Analysis (includes charts and graphs)

The results indicate data trends that align with the expected worst case time complexities for each respective algorithm. When running the command poetry run all hands —starting-size 100 —number-doubles 5. The following plot was produced, graphically representing the growth rates of each algorithm.

🔬 Tool Support for Evaluating the Performance of Sorting Algorithms

Starting size of the data container: 100

Number of doubles to execute: 5

📈 Here are the results from running the experiment!

╒══════════════╤══════════╤═════════════╤═════════╤═════════╤═════════╤═════════════╤═════════╤═════════╤═════════╤══════════╕
│   Input Size │   bubble │   insertion │   merge │   quick │     tim │   selection │    heap │   shell │   radix │   bucket │
╞══════════════╪══════════╪═════════════╪═════════╪═════════╪═════════╪═════════════╪═════════╪═════════╪═════════╪══════════╡
│          100 │  0.00278 │     0.00088 │ 0.00102 │ 0.00064 │ 0.00056 │     0.00112 │ 0.00089 │ 0.00043 │ 0.00074 │  0.00128 │
├──────────────┼──────────┼─────────────┼─────────┼─────────┼─────────┼─────────────┼─────────┼─────────┼─────────┼──────────┤
│          200 │  0.01441 │     0.00342 │ 0.00202 │ 0.00134 │ 0.00131 │     0.00409 │ 0.00188 │ 0.00106 │ 0.00170 │  0.00403 │
├──────────────┼──────────┼─────────────┼─────────┼─────────┼─────────┼─────────────┼─────────┼─────────┼─────────┼──────────┤
│          400 │  0.03616 │     0.01437 │ 0.00456 │ 0.00288 │ 0.00318 │     0.01828 │ 0.00437 │ 0.00268 │ 0.00421 │  0.01677 │
├──────────────┼──────────┼─────────────┼─────────┼─────────┼─────────┼─────────────┼─────────┼─────────┼─────────┼──────────┤
│          800 │  0.15153 │     0.06530 │ 0.00998 │ 0.00629 │ 0.00789 │     0.07552 │ 0.01023 │ 0.00703 │ 0.00878 │  0.06457 │
├──────────────┼──────────┼─────────────┼─────────┼─────────┼─────────┼─────────────┼─────────┼─────────┼─────────┼──────────┤
│         1600 │  0.65154 │     0.27892 │ 0.02223 │ 0.01282 │ 0.01750 │     0.29391 │ 0.02249 │ 0.01782 │ 0.02071 │  0.27288 │
╘══════════════╧══════════╧═════════════╧═════════╧═════════╧═════════╧═════════════╧═════════╧═════════╧═════════╧══════════╛

Bubble Sort

The expected worst case time complexity of bubble sort is O(\(n^2\)), which is confirmed by the results. The curve is parabolic, indicating a quadratic growth rate.

◆ **Material supplied**:
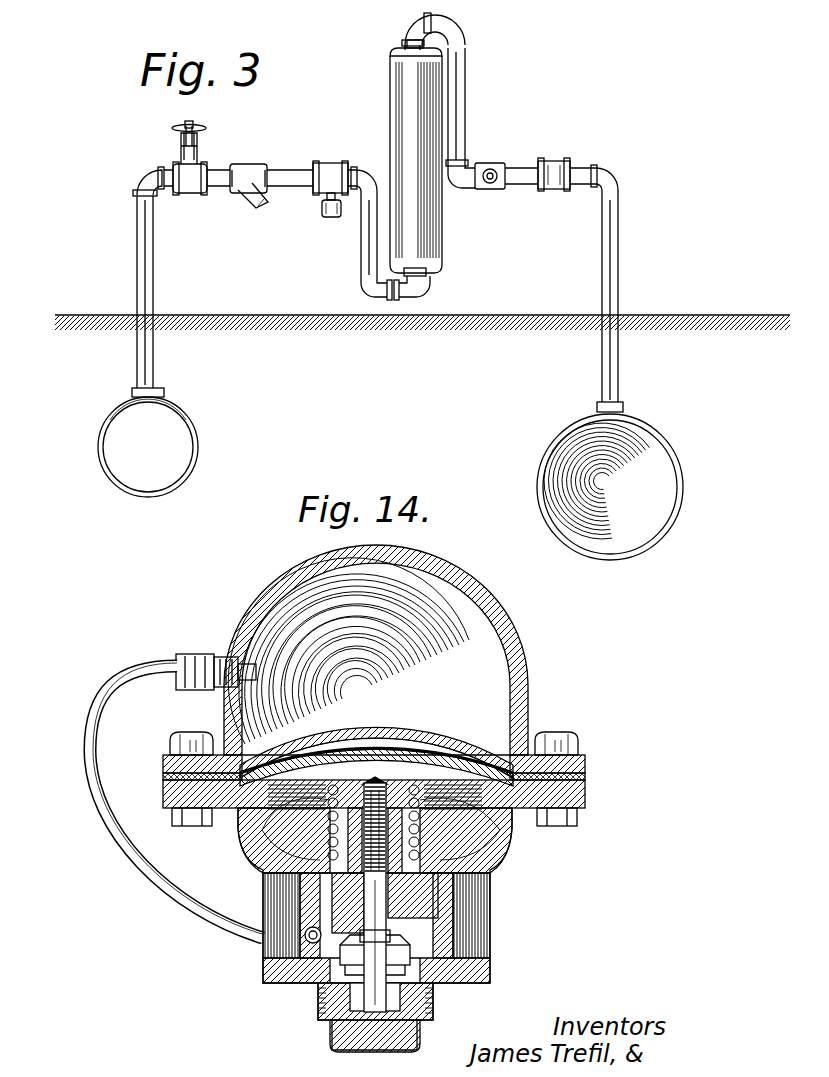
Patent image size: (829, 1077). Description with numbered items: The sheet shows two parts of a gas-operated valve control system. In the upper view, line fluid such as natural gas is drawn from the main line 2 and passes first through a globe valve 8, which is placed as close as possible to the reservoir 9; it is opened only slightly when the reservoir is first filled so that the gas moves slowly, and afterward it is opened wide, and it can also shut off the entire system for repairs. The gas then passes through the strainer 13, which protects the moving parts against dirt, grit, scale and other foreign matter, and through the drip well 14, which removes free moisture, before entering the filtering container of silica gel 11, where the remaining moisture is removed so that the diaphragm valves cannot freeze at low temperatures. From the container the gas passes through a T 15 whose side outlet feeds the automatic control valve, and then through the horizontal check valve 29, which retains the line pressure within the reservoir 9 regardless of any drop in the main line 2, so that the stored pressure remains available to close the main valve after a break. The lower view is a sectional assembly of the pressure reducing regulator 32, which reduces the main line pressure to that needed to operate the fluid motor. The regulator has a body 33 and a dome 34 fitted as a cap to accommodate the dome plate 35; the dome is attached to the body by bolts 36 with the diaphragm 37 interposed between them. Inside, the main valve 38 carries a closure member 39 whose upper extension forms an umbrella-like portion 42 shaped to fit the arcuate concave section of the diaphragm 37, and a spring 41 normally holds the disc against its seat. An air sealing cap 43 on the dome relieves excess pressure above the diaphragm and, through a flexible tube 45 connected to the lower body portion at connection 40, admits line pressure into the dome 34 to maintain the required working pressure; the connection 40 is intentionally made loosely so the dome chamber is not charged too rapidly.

In FIG. 3, the main line 2 is at (197, 428).
In FIG. 3, the globe valve 8 is at (199, 173).
In FIG. 3, the reservoir 9 is at (668, 441).
In FIG. 3, the filtering container of silica gel 11 is at (402, 108).
In FIG. 3, the strainer 13 is at (248, 168).
In FIG. 3, the drip well 14 is at (328, 167).
In FIG. 3, the T 15 is at (483, 166).
In FIG. 3, the horizontal check valve 29 is at (557, 158).
In FIG. 14, the pressure reducing regulator 32 is at (240, 844).
In FIG. 14, the body 33 is at (320, 1004).
In FIG. 14, the dome 34 is at (280, 586).
In FIG. 14, the dome plate 35 is at (356, 748).
In FIG. 14, the bolts 36 is at (166, 744).
In FIG. 14, the diaphragm 37 is at (291, 760).
In FIG. 14, the main valve 38 is at (300, 986).
In FIG. 14, the closure member 39 is at (410, 939).
In FIG. 14, the connection 40 is at (300, 940).
In FIG. 14, the spring 41 is at (440, 773).
In FIG. 14, the umbrella-like portion 42 is at (470, 782).
In FIG. 14, the air sealing cap 43 is at (188, 652).
In FIG. 14, the flexible tube 45 is at (86, 763).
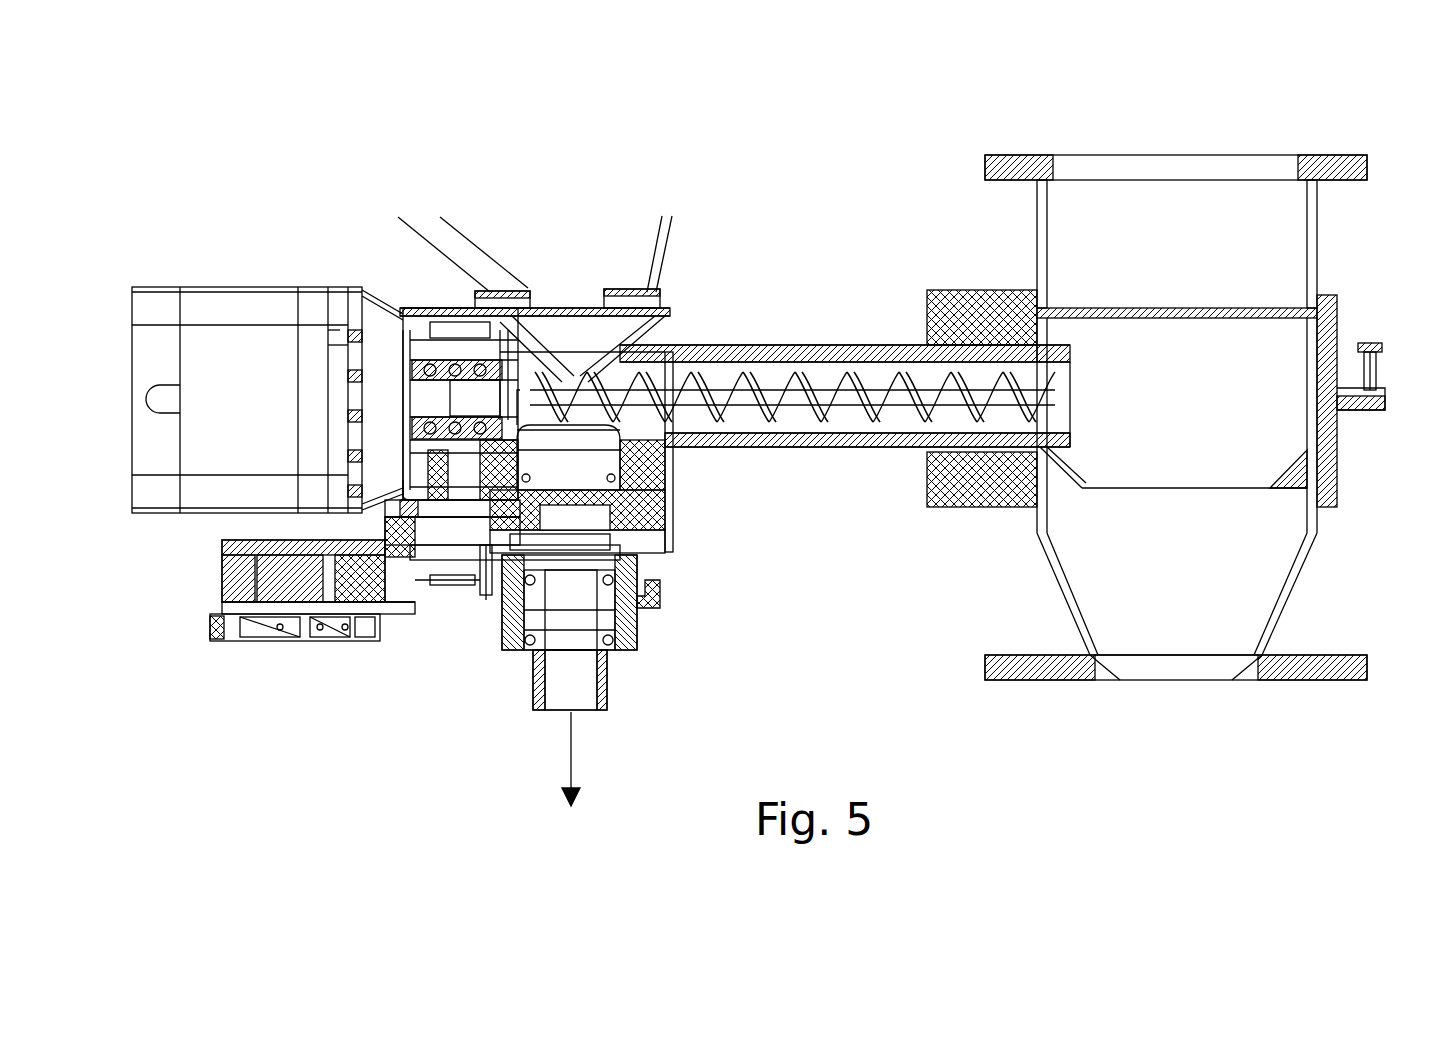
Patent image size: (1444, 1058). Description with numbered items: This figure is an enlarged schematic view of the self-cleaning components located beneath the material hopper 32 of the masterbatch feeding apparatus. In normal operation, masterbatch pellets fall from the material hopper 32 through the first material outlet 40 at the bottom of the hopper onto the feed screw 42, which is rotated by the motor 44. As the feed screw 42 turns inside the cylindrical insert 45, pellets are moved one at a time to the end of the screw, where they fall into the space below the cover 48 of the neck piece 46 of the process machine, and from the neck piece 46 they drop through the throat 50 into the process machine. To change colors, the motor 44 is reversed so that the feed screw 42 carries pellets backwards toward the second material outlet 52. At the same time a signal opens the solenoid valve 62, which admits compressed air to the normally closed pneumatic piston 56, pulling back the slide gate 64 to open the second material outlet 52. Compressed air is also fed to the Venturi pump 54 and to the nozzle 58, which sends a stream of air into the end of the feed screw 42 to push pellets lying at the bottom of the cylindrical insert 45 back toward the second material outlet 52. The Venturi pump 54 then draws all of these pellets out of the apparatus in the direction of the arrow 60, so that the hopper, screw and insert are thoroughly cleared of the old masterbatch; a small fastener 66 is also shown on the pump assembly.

The material hopper 32 is at (615, 243).
The first material outlet 40 is at (580, 372).
The feed screw 42 is at (772, 383).
The motor 44 is at (135, 447).
The cylindrical insert 45 is at (831, 450).
The neck piece 46 is at (1196, 153).
The cover 48 is at (1262, 312).
The throat 50 is at (1292, 600).
The second material outlet 52 is at (590, 473).
The Venturi pump 54 is at (590, 610).
The pneumatic piston 56 is at (224, 580).
The nozzle 58 is at (1384, 372).
The arrow 60 is at (565, 763).
The solenoid valve 62 is at (265, 642).
The slide gate 64 is at (487, 565).
The fastener 66 is at (662, 600).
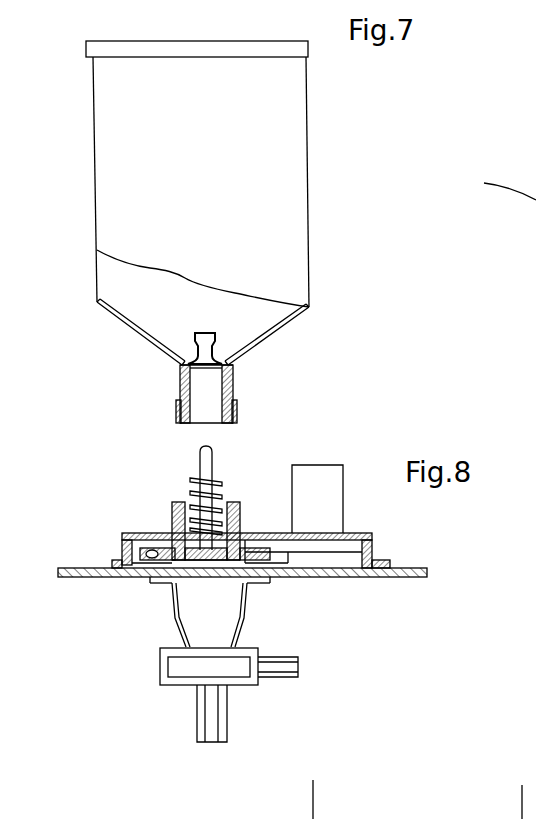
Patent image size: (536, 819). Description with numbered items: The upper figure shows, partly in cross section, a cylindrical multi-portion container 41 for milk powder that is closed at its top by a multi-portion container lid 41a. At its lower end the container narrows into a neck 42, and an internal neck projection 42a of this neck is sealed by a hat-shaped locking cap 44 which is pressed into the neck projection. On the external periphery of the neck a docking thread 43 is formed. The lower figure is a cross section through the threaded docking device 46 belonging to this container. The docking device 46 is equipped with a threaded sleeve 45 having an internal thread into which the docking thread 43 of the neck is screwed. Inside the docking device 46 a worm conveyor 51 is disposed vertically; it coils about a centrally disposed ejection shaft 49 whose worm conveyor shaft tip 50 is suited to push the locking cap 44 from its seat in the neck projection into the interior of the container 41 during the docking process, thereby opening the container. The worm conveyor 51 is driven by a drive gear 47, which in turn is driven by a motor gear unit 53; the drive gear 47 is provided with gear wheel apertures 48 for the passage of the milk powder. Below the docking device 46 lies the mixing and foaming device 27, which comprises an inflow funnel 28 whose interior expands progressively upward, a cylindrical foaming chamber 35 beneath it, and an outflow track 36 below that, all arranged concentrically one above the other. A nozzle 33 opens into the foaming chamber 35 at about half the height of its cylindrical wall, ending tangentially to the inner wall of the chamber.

In FIG. 7, the multi-portion container 41 is at (277, 208).
In FIG. 7, the multi-portion container lid 41a is at (138, 47).
In FIG. 7, the neck 42 is at (180, 382).
In FIG. 7, the internal neck projection 42a is at (182, 365).
In FIG. 7, the docking thread 43 is at (236, 410).
In FIG. 7, the locking cap 44 is at (214, 345).
In FIG. 8, the threaded sleeve 45 is at (177, 518).
In FIG. 8, the docking device 46 is at (130, 543).
In FIG. 8, the drive gear 47 is at (158, 553).
In FIG. 8, the gear wheel apertures 48 is at (227, 555).
In FIG. 8, the ejection shaft 49 is at (200, 468).
In FIG. 8, the worm conveyor shaft tip 50 is at (201, 450).
In FIG. 8, the worm conveyor 51 is at (200, 497).
In FIG. 8, the motor gear unit 53 is at (323, 492).
In FIG. 8, the mixing and foaming device 27 is at (267, 618).
In FIG. 8, the inflow funnel 28 is at (217, 589).
In FIG. 8, the nozzle 33 is at (262, 672).
In FIG. 8, the foaming chamber 35 is at (203, 668).
In FIG. 8, the outflow track 36 is at (220, 718).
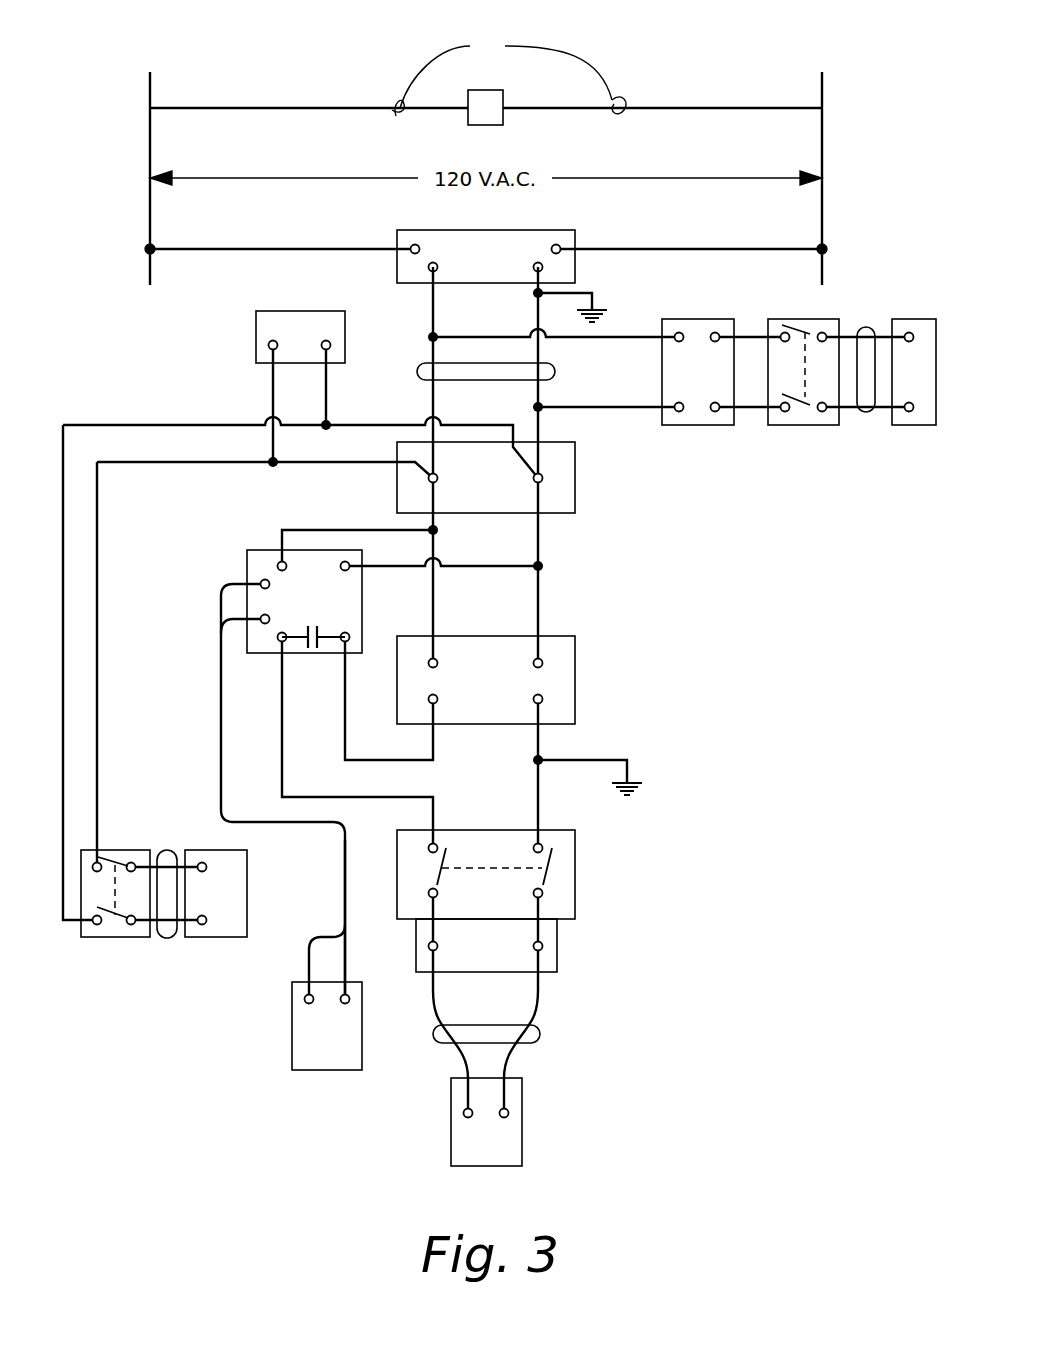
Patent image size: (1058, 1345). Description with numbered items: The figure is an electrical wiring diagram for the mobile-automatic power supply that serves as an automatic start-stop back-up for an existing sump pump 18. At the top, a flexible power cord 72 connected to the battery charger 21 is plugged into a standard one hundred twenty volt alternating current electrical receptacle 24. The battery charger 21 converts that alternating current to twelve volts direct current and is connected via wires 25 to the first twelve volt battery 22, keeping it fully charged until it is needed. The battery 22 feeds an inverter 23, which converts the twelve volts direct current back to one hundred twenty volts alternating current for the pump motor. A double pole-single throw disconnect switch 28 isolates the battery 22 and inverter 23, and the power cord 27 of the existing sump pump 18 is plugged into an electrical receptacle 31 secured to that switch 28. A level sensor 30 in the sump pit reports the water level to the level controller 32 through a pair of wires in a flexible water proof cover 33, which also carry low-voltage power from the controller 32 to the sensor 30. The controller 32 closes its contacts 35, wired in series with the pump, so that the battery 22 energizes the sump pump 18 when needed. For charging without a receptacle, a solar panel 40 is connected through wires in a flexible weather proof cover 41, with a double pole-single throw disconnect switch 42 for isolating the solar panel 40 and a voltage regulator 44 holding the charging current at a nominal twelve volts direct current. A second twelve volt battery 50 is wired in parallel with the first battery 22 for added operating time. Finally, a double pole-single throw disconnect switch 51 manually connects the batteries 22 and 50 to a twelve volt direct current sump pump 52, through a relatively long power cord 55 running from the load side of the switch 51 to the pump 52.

The sump pump 18 is at (522, 1135).
The battery charger 21 is at (548, 230).
The first 12 V.D.C. battery 22 is at (575, 477).
The inverter 23 is at (575, 668).
The electrical receptacle 24 is at (503, 95).
The wires 25 is at (555, 372).
The power cord 27 is at (540, 1034).
The double pole-single throw disconnect switch 28 is at (575, 876).
The level sensor 30 is at (327, 1070).
The electrical receptacle 31 is at (557, 958).
The level controller 32 is at (308, 580).
The wires in flexible water proof cover 33 is at (348, 878).
The contacts 35 is at (317, 628).
The solar panel 40 is at (926, 319).
The wires in flexible weather proof cover 41 is at (866, 412).
The double pole-single throw disconnect switch 42 is at (812, 319).
The voltage regulator 44 is at (692, 319).
The second 12 V.D.C. battery 50 is at (256, 343).
The double pole-single throw disconnect switch 51 is at (121, 850).
The 12 V.D.C. sump pump 52 is at (220, 850).
The power cord 55 is at (167, 938).
The flexible power cord 72 is at (509, 75).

◆ **What you will do**:
1. In the sorting-algorithm analysis, what is the stated expected worst-case time complexity of bubble sort?
2. Continue the sorting-algorithm analysis from where it stops.

◆ **Exercise responses**:
1. O(n^2), which is quadratic.

2.
Insertion

The expected worst case time complexity of insertion sort is O(\(n^2\)), which is also confirmed via the results. This curve is also parabolic, however, the growth is not as large as bubble sort.
Merge Sort

The expected worst case time complexity of merge sort is O(nlogn). The graph indicates this as it is a near linear slope, but is not perfectly so. This is a growth rate improvement from the quadratic results above.
Quick Sort

The expected worst case time complexity of quick sort is O(\(n^2\)). The graph may be misleading because it appears to be a flatter curve, however, the data points indicate quadratic, just a much faster quadratic growth rate than the other algorithms.
Tim Sort

The expected worst case time complexity of tim sort is O(nlogn). The curve follows a similar growth rate to insertion sort, however, it performs slightly better as the maximum execution time is lower.
Selection

The expected worst case time complexity of selection sort is O(\(n^2\)). The curve maps this out as it follows a similar trajectory to the other parabolic algorithms, just at a faster overall execution time.
Heap Sort

The expected worst case time complexity of heap sort is O(nlogn). The heap sort curve follows this as it is a more efficient curve in terms of returns to scale than the parabolic ones, being closer to linear but not quite as quick.
Shell Sort

The expected worst case time complexity of shell sort is O(\(n^2\)). This has the same notes as quick sort, where the curve is quadratic, however, at such a small execution time for the given inputs that it is more shallow. The data points still follow the quadratic growth rate, though.
Radix Sort

The expected worst case time complexity of radix sort is O(nk). This curve appears similar to that of heap sort or other O(nlogn) algorithms, however, it displays a linear rate ate which the execution time grows with input. It is slightly more efficient than the linearithmic approaches.
Bucket Sort

The expected worst case time complexity of bucket sort is O(\(n^2\)). This curve seems to display a parabolic growth rate for input size and execution time, confirming the O(\(n^2\)) notation.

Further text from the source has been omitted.